--- O que se pede ---
Copie na íntegra o texto sobre alfabetização, palavra por palavra e sem nenhuma alteração.

--- Texto fornecido ---

A alfabetização é uma parte de fundamental importância na formação de uma pessoa, e a maioria de nós passou por este processo ainda na infância. Mas não há como ignorar o fato de que muitos brasileiros ainda hoje chegam à vida adulta sem conseguir sequer assinar o próprio nome. O analfabetismo automaticamente empurra as pessoas para uma situação de vulnerabilidade social, afinal, sem saber ler e escrever fica muito mais difícil conseguir um bom emprego e ascender socialmente. E era exatamente nesta situação em que se encontrava Sandra Maria de Andrade, de 42 anos. Até que ela passou a receber aulas de um professor muito especial, seu filho Damião, de 11 anos.

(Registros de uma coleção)
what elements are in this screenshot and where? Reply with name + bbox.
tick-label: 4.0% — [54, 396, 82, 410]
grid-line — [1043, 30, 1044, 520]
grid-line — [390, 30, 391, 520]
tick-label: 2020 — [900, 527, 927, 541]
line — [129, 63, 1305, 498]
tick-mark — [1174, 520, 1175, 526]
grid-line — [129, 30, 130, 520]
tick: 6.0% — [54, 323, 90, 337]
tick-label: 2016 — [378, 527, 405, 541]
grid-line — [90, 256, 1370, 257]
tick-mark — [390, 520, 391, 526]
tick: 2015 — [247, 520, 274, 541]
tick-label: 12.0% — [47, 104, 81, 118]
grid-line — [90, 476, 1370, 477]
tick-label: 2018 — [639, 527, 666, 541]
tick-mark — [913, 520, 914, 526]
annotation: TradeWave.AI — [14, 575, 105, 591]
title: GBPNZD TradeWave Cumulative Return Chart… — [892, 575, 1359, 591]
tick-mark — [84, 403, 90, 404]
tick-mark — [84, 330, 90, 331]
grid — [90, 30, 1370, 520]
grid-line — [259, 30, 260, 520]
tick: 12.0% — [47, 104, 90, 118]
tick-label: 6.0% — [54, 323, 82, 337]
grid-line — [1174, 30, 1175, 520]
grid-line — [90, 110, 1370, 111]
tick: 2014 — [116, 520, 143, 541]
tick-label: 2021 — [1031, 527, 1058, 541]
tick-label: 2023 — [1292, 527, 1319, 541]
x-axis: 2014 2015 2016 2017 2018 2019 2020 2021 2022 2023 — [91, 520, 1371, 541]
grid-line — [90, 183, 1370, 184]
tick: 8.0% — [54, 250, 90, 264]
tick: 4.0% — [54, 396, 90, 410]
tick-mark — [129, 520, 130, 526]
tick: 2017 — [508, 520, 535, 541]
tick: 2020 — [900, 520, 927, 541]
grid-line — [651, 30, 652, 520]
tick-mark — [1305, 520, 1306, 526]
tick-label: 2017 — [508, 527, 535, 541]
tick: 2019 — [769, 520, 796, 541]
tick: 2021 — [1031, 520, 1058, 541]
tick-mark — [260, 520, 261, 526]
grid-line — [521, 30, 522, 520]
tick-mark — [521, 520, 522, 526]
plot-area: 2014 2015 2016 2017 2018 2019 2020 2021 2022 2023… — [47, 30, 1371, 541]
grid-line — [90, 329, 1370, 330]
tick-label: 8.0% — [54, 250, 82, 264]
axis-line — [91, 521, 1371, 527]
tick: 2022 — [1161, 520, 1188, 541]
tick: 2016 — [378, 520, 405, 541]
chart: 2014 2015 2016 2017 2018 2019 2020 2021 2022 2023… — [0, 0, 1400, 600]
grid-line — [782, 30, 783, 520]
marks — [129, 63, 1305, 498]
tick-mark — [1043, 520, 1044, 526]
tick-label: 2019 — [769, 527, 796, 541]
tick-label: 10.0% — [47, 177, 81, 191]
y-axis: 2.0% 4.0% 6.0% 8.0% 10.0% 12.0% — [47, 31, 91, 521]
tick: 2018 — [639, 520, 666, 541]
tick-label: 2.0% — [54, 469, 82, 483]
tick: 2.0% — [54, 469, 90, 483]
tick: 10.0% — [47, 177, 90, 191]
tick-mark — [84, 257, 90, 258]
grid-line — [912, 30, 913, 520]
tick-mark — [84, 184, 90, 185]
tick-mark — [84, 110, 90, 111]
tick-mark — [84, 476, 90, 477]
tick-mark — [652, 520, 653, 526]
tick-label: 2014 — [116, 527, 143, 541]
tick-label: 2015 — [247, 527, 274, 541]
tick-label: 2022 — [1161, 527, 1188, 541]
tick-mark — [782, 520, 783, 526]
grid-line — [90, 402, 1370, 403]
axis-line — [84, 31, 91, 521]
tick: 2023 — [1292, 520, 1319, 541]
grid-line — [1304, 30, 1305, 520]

--- Resposta do exercício ---
A alfabetização é uma parte de fundamental importância na formação de uma pessoa, e a maioria de nós passou por este processo ainda na infância. Mas não há como ignorar o fato de que muitos brasileiros ainda hoje chegam à vida adulta sem conseguir sequer assinar o próprio nome. O analfabetismo automaticamente empurra as pessoas para uma situação de vulnerabilidade social, afinal, sem saber ler e escrever fica muito mais difícil conseguir um bom emprego e ascender socialmente. E era exatamente nesta situação em que se encontrava Sandra Maria de Andrade, de 42 anos. Até que ela passou a receber aulas de um professor muito especial, seu filho Damião, de 11 anos.